## [What is expected]
Filter the records below and copy every line containing the word "training".

>>>>>

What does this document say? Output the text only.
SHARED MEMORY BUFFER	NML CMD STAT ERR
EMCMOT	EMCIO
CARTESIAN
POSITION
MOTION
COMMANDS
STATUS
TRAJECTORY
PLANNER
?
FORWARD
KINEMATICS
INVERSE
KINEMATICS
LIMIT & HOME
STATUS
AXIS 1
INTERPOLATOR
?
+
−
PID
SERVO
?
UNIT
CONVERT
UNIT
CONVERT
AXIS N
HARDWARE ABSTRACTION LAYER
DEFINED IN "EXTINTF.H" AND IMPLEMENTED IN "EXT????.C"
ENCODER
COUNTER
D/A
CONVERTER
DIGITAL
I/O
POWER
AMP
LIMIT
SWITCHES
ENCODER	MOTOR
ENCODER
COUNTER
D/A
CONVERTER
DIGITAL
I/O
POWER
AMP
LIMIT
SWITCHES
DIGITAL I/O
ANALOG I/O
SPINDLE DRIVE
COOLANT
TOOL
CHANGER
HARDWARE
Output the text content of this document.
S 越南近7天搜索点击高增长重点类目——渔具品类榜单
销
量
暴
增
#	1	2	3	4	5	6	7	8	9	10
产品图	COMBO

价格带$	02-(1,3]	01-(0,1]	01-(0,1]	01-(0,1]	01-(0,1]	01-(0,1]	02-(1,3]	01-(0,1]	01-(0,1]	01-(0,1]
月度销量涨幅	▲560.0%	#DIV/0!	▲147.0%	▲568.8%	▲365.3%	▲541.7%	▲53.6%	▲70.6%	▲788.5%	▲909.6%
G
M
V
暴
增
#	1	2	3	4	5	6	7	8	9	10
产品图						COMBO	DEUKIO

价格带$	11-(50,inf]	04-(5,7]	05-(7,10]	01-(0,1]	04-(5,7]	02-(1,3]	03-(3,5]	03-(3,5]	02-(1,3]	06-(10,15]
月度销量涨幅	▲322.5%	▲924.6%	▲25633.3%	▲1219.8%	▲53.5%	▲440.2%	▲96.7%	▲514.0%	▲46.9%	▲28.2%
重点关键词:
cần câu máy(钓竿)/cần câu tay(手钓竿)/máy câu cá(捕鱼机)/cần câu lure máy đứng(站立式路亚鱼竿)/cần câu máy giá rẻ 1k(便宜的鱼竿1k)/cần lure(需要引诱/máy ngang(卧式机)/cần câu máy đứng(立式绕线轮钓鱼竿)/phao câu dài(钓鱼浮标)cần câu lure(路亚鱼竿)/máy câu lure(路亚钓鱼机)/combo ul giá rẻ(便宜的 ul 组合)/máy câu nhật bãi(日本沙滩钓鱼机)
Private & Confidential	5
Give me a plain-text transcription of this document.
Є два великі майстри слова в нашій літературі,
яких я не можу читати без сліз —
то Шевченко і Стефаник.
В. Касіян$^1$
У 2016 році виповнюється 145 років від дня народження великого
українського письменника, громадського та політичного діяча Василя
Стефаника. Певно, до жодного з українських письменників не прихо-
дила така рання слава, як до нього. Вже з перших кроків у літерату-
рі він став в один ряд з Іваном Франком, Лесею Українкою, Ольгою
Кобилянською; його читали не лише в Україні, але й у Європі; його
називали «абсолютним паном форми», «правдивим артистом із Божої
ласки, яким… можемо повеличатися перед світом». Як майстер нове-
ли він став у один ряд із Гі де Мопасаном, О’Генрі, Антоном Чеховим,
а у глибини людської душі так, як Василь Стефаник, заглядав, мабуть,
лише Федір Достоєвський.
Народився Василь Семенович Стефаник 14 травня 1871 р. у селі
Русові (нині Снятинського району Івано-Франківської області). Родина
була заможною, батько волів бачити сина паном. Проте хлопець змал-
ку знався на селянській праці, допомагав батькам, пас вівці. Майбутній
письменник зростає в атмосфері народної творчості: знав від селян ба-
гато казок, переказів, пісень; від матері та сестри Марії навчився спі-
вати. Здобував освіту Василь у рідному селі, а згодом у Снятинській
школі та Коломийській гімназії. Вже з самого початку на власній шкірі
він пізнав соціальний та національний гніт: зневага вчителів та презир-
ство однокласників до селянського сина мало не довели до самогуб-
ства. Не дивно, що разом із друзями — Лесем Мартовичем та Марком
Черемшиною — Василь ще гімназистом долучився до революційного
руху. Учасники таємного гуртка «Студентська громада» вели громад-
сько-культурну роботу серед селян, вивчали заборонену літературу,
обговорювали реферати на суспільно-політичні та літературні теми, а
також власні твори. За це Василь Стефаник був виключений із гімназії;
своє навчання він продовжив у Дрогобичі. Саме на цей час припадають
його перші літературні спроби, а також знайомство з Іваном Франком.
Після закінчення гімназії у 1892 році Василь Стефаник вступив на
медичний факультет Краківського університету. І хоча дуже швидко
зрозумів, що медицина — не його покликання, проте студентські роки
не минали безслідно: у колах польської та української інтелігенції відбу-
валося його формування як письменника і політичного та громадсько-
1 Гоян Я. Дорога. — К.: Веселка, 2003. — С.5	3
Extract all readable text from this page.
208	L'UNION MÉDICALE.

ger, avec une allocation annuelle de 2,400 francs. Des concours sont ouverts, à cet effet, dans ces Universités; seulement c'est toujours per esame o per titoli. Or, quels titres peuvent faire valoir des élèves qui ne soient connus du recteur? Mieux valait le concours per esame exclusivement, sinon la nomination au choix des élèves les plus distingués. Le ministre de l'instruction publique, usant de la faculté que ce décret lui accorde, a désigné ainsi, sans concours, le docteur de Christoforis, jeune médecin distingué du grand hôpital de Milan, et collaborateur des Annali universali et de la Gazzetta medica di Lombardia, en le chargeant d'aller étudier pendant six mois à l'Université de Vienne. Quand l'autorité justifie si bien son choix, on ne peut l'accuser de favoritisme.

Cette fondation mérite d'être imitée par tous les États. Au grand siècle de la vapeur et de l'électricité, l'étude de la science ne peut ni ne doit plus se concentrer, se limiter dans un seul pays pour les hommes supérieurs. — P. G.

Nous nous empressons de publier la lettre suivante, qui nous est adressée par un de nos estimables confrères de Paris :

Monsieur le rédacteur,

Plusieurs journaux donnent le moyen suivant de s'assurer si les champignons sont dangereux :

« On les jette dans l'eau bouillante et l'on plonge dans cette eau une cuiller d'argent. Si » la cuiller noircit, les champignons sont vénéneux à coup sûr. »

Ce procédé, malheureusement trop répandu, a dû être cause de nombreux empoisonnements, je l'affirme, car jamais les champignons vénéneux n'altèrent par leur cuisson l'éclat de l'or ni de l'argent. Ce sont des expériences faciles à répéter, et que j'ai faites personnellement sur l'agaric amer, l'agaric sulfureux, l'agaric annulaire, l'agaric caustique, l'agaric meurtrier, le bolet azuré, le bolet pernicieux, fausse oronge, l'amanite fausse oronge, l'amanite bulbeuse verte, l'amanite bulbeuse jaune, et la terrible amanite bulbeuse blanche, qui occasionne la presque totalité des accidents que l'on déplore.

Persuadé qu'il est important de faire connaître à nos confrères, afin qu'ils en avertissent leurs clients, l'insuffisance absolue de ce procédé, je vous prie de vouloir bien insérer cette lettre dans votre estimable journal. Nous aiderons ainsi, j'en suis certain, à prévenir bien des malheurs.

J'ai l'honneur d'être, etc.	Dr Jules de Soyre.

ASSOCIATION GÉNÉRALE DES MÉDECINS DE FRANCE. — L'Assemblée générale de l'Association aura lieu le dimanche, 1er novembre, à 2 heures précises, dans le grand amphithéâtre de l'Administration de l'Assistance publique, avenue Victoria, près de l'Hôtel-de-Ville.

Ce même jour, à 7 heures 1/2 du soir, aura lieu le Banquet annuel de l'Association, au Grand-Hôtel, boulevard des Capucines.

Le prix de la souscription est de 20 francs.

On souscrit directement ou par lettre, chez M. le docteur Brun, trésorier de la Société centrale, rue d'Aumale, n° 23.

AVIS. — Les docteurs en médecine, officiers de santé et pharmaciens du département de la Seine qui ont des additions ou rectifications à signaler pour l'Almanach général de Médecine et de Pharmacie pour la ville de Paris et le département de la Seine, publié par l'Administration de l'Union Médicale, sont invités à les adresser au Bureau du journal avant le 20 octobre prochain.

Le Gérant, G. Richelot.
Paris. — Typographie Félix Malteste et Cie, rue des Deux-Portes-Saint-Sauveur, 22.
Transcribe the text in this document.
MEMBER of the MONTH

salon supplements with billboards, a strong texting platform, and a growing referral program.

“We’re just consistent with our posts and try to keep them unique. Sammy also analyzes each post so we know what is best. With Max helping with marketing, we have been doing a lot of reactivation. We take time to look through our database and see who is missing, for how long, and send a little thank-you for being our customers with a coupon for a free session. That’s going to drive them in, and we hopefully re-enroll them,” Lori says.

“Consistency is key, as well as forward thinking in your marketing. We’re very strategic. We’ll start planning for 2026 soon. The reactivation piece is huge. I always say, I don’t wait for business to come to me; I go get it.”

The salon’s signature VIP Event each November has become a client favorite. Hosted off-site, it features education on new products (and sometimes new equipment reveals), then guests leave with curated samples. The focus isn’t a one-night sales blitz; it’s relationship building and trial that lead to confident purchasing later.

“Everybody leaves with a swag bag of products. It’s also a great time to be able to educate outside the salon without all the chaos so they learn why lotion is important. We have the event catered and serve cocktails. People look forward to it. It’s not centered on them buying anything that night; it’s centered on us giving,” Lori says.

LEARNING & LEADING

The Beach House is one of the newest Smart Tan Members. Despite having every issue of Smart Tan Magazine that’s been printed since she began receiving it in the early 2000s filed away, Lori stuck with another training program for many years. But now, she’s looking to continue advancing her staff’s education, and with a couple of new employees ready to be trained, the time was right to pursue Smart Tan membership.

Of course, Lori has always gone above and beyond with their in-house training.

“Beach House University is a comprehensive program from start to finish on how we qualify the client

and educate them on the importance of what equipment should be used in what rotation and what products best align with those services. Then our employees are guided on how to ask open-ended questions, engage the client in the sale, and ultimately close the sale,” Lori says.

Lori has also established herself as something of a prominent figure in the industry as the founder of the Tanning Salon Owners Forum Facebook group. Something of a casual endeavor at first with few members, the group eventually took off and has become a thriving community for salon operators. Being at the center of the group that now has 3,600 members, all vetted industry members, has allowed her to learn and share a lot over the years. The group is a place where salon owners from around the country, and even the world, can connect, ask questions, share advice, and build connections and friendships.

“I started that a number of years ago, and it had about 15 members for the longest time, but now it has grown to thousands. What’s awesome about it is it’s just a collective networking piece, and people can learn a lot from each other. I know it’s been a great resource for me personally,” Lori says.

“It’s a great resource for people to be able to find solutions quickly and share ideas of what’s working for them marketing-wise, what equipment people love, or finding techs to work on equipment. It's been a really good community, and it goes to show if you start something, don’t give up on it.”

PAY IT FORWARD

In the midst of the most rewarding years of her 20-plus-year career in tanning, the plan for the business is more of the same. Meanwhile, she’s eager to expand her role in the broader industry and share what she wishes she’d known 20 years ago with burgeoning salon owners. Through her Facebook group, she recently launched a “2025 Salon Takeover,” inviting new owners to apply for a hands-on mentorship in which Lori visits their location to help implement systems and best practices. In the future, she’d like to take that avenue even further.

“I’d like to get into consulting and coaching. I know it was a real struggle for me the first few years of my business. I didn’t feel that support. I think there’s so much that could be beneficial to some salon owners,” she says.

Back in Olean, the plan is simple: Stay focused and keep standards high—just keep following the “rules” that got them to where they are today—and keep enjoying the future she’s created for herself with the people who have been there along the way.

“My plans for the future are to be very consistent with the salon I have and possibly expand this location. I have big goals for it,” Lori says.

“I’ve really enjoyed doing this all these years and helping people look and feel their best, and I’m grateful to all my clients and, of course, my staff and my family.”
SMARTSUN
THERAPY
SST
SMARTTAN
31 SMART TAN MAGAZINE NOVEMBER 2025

<<<<<

## [Answer to the task]
The Beach House is one of the newest Smart Tan Members. Despite having every issue of Smart Tan Magazine that’s been printed since she began receiving it in the early 2000s filed away, Lori stuck with another training program for many years. But now, she’s looking to continue advancing her staff’s education, and with a couple of new employees ready to be trained, the time was right to pursue Smart Tan membership.
Of course, Lori has always gone above and beyond with their in-house training.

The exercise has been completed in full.